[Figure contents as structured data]
···

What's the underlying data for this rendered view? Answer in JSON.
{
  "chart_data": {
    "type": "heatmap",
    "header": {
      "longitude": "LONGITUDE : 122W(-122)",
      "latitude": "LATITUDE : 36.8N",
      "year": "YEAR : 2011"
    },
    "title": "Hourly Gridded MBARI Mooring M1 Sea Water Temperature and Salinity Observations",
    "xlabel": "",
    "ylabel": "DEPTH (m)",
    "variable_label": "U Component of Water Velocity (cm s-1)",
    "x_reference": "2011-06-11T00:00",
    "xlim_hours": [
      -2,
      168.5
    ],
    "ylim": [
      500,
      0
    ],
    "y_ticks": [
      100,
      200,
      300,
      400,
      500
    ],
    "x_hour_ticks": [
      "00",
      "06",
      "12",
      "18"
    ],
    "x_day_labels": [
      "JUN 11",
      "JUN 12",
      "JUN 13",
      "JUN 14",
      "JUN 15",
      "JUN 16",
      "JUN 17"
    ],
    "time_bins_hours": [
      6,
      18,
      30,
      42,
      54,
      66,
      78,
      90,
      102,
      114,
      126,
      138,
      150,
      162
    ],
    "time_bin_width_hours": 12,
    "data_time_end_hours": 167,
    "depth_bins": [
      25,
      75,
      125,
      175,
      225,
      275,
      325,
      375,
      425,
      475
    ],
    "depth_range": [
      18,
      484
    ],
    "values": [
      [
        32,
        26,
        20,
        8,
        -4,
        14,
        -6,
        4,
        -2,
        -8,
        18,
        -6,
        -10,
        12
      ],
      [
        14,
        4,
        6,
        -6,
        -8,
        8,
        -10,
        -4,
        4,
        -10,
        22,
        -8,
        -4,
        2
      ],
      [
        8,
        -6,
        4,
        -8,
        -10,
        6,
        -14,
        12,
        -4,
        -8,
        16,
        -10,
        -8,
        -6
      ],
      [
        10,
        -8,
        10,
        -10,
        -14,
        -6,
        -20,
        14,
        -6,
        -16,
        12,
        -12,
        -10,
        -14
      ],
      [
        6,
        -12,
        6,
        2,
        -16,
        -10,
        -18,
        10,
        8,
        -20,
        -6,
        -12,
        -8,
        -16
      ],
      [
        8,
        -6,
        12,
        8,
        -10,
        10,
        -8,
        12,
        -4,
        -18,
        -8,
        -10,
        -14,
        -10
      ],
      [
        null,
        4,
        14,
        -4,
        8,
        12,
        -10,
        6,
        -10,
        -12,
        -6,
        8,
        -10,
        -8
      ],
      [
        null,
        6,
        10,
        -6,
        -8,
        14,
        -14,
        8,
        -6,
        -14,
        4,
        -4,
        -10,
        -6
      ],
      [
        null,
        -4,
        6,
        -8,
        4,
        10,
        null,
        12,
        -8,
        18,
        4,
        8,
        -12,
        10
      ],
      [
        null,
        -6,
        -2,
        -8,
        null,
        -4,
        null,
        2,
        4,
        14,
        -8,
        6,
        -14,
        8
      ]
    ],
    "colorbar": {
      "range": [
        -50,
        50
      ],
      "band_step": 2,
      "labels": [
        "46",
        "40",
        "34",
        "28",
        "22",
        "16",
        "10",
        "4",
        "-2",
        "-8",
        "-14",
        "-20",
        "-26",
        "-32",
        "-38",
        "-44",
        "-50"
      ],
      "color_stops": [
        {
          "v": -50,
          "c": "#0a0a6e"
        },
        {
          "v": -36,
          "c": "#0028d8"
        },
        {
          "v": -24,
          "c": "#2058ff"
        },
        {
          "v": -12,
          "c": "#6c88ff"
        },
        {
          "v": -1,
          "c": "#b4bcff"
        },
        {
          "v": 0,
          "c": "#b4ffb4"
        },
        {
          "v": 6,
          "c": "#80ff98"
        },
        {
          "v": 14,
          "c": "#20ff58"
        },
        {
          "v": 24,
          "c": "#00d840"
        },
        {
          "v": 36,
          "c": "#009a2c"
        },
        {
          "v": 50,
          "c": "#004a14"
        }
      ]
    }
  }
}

···

== Stated exercise ==
Say how many lines of the data include the word "Water". Respond with the number alone.

== Task response ==
2